Data to process -
··········

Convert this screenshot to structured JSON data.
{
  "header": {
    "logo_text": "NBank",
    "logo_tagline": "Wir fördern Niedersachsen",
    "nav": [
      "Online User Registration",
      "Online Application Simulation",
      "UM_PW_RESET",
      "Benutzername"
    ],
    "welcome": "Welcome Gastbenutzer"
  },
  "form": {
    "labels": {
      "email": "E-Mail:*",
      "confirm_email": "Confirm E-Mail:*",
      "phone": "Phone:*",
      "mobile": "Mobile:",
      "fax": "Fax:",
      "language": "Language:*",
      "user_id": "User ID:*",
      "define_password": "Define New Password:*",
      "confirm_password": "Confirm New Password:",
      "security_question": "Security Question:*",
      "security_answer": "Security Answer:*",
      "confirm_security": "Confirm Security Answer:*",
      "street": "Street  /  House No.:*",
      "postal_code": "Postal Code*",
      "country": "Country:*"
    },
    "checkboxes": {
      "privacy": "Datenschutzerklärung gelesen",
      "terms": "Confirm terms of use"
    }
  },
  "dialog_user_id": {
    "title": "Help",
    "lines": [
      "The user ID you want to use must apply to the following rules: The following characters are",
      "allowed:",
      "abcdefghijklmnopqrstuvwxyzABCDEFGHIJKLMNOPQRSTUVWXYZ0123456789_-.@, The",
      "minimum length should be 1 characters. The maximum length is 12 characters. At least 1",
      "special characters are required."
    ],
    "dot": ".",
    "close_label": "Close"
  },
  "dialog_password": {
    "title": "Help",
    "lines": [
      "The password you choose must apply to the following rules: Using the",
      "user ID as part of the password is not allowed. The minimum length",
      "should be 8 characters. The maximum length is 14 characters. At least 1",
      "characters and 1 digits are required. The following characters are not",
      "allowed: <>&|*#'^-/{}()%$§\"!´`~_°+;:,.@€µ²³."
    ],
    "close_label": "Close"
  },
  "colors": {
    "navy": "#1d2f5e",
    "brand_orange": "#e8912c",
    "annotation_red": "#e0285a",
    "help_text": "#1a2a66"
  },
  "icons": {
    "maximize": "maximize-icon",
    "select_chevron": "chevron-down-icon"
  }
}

··········

Requirements - Exactly as shown above, return every record.

Solution for this problem -
Convert this screenshot to structured JSON data.
{
  "header": {
    "logo_text": "NBank",
    "logo_tagline": "Wir fördern Niedersachsen",
    "nav": [
      "Online User Registration",
      "Online Application Simulation",
      "UM_PW_RESET",
      "Benutzername"
    ],
    "welcome": "Welcome Gastbenutzer"
  },
  "form": {
    "labels": {
      "email": "E-Mail:*",
      "confirm_email": "Confirm E-Mail:*",
      "phone": "Phone:*",
      "mobile": "Mobile:",
      "fax": "Fax:",
      "language": "Language:*",
      "user_id": "User ID:*",
      "define_password": "Define New Password:*",
      "confirm_password": "Confirm New Password:",
      "security_question": "Security Question:*",
      "security_answer": "Security Answer:*",
      "confirm_security": "Confirm Security Answer:*",
      "street": "Street  /  House No.:*",
      "postal_code": "Postal Code*",
      "country": "Country:*"
    },
    "checkboxes": {
      "privacy": "Datenschutzerklärung gelesen",
      "terms": "Confirm terms of use"
    }
  },
  "dialog_user_id": {
    "title": "Help",
    "lines": [
      "The user ID you want to use must apply to the following rules: The following characters are",
      "allowed:",
      "abcdefghijklmnopqrstuvwxyzABCDEFGHIJKLMNOPQRSTUVWXYZ0123456789_-.@, The",
      "minimum length should be 1 characters. The maximum length is 12 characters. At least 1",
      "special characters are required."
    ],
    "dot": ".",
    "close_label": "Close"
  },
  "dialog_password": {
    "title": "Help",
    "lines": [
      "The password you choose must apply to the following rules: Using the",
      "user ID as part of the password is not allowed. The minimum length",
      "should be 8 characters. The maximum length is 14 characters. At least 1",
      "characters and 1 digits are required. The following characters are not",
      "allowed: <>&|*#'^-/{}()%$§\"!´`~_°+;:,.@€µ²³."
    ],
    "close_label": "Close"
  },
  "colors": {
    "navy": "#1d2f5e",
    "brand_orange": "#e8912c",
    "annotation_red": "#e0285a",
    "help_text": "#1a2a66"
  },
  "icons": {
    "maximize": "maximize-icon",
    "select_chevron": "chevron-down-icon"
  }
}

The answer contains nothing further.